_What you are asked to do_: Could every line of the data be printed exactly as it reads?

_Stored items_:
⁂

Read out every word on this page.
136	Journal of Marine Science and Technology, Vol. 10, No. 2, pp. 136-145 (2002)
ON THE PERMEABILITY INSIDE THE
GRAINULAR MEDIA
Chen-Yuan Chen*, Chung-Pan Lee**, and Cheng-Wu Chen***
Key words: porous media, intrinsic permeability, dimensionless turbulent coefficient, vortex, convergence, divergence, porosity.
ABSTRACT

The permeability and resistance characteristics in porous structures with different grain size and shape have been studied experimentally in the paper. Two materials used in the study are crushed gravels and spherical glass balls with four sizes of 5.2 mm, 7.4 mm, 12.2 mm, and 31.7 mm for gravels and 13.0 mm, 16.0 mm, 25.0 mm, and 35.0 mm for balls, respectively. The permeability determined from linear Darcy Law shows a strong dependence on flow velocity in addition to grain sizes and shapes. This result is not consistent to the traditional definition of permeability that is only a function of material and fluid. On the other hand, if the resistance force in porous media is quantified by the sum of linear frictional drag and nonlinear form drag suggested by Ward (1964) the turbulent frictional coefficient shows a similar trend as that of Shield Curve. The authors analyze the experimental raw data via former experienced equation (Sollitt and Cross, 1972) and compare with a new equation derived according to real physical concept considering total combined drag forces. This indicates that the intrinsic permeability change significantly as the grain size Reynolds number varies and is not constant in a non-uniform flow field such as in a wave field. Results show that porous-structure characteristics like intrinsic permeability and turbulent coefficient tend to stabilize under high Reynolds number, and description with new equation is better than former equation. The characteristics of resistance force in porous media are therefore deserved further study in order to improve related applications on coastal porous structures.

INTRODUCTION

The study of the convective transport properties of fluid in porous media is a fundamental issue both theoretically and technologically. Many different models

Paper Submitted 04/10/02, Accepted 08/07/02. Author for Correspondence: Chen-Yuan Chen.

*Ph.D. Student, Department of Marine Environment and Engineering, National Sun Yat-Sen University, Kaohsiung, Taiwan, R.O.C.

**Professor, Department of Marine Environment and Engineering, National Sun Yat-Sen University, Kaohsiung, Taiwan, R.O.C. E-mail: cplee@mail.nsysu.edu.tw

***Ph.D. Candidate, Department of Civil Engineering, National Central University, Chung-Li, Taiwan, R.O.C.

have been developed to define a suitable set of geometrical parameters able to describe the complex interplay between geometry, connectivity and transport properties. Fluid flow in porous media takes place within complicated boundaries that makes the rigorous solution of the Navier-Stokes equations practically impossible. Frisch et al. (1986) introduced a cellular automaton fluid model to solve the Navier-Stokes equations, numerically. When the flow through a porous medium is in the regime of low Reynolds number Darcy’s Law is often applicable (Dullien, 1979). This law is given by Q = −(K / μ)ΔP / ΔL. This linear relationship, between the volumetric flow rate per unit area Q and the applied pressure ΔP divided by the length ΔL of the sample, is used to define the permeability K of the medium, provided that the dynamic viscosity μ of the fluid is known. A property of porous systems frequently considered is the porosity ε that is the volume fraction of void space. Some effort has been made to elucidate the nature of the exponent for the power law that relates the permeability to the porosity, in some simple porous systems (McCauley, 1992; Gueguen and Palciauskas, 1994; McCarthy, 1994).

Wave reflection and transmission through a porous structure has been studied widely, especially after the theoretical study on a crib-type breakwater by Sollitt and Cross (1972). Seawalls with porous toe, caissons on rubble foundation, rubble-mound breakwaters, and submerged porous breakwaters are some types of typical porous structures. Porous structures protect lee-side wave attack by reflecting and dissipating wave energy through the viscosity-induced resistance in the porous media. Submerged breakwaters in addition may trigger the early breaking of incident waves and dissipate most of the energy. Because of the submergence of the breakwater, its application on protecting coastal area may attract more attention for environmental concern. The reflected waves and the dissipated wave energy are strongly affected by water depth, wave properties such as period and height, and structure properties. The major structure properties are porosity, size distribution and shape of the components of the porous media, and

⁂

_Written response_:
Read out every word on this page.
136	Journal of Marine Science and Technology, Vol. 10, No. 2, pp. 136-145 (2002)
ON THE PERMEABILITY INSIDE THE
GRAINULAR MEDIA
Chen-Yuan Chen*, Chung-Pan Lee**, and Cheng-Wu Chen***
Key words: porous media, intrinsic permeability, dimensionless turbulent coefficient, vortex, convergence, divergence, porosity.
ABSTRACT

The permeability and resistance characteristics in porous structures with different grain size and shape have been studied experimentally in the paper. Two materials used in the study are crushed gravels and spherical glass balls with four sizes of 5.2 mm, 7.4 mm, 12.2 mm, and 31.7 mm for gravels and 13.0 mm, 16.0 mm, 25.0 mm, and 35.0 mm for balls, respectively. The permeability determined from linear Darcy Law shows a strong dependence on flow velocity in addition to grain sizes and shapes. This result is not consistent to the traditional definition of permeability that is only a function of material and fluid. On the other hand, if the resistance force in porous media is quantified by the sum of linear frictional drag and nonlinear form drag suggested by Ward (1964) the turbulent frictional coefficient shows a similar trend as that of Shield Curve. The authors analyze the experimental raw data via former experienced equation (Sollitt and Cross, 1972) and compare with a new equation derived according to real physical concept considering total combined drag forces. This indicates that the intrinsic permeability change significantly as the grain size Reynolds number varies and is not constant in a non-uniform flow field such as in a wave field. Results show that porous-structure characteristics like intrinsic permeability and turbulent coefficient tend to stabilize under high Reynolds number, and description with new equation is better than former equation. The characteristics of resistance force in porous media are therefore deserved further study in order to improve related applications on coastal porous structures.

INTRODUCTION

The study of the convective transport properties of fluid in porous media is a fundamental issue both theoretically and technologically. Many different models

Paper Submitted 04/10/02, Accepted 08/07/02. Author for Correspondence: Chen-Yuan Chen.

*Ph.D. Student, Department of Marine Environment and Engineering, National Sun Yat-Sen University, Kaohsiung, Taiwan, R.O.C.

**Professor, Department of Marine Environment and Engineering, National Sun Yat-Sen University, Kaohsiung, Taiwan, R.O.C. E-mail: cplee@mail.nsysu.edu.tw

***Ph.D. Candidate, Department of Civil Engineering, National Central University, Chung-Li, Taiwan, R.O.C.

have been developed to define a suitable set of geometrical parameters able to describe the complex interplay between geometry, connectivity and transport properties. Fluid flow in porous media takes place within complicated boundaries that makes the rigorous solution of the Navier-Stokes equations practically impossible. Frisch et al. (1986) introduced a cellular automaton fluid model to solve the Navier-Stokes equations, numerically. When the flow through a porous medium is in the regime of low Reynolds number Darcy’s Law is often applicable (Dullien, 1979). This law is given by Q = −(K / μ)ΔP / ΔL. This linear relationship, between the volumetric flow rate per unit area Q and the applied pressure ΔP divided by the length ΔL of the sample, is used to define the permeability K of the medium, provided that the dynamic viscosity μ of the fluid is known. A property of porous systems frequently considered is the porosity ε that is the volume fraction of void space. Some effort has been made to elucidate the nature of the exponent for the power law that relates the permeability to the porosity, in some simple porous systems (McCauley, 1992; Gueguen and Palciauskas, 1994; McCarthy, 1994).

Wave reflection and transmission through a porous structure has been studied widely, especially after the theoretical study on a crib-type breakwater by Sollitt and Cross (1972). Seawalls with porous toe, caissons on rubble foundation, rubble-mound breakwaters, and submerged porous breakwaters are some types of typical porous structures. Porous structures protect lee-side wave attack by reflecting and dissipating wave energy through the viscosity-induced resistance in the porous media. Submerged breakwaters in addition may trigger the early breaking of incident waves and dissipate most of the energy. Because of the submergence of the breakwater, its application on protecting coastal area may attract more attention for environmental concern. The reflected waves and the dissipated wave energy are strongly affected by water depth, wave properties such as period and height, and structure properties. The major structure properties are porosity, size distribution and shape of the components of the porous media, and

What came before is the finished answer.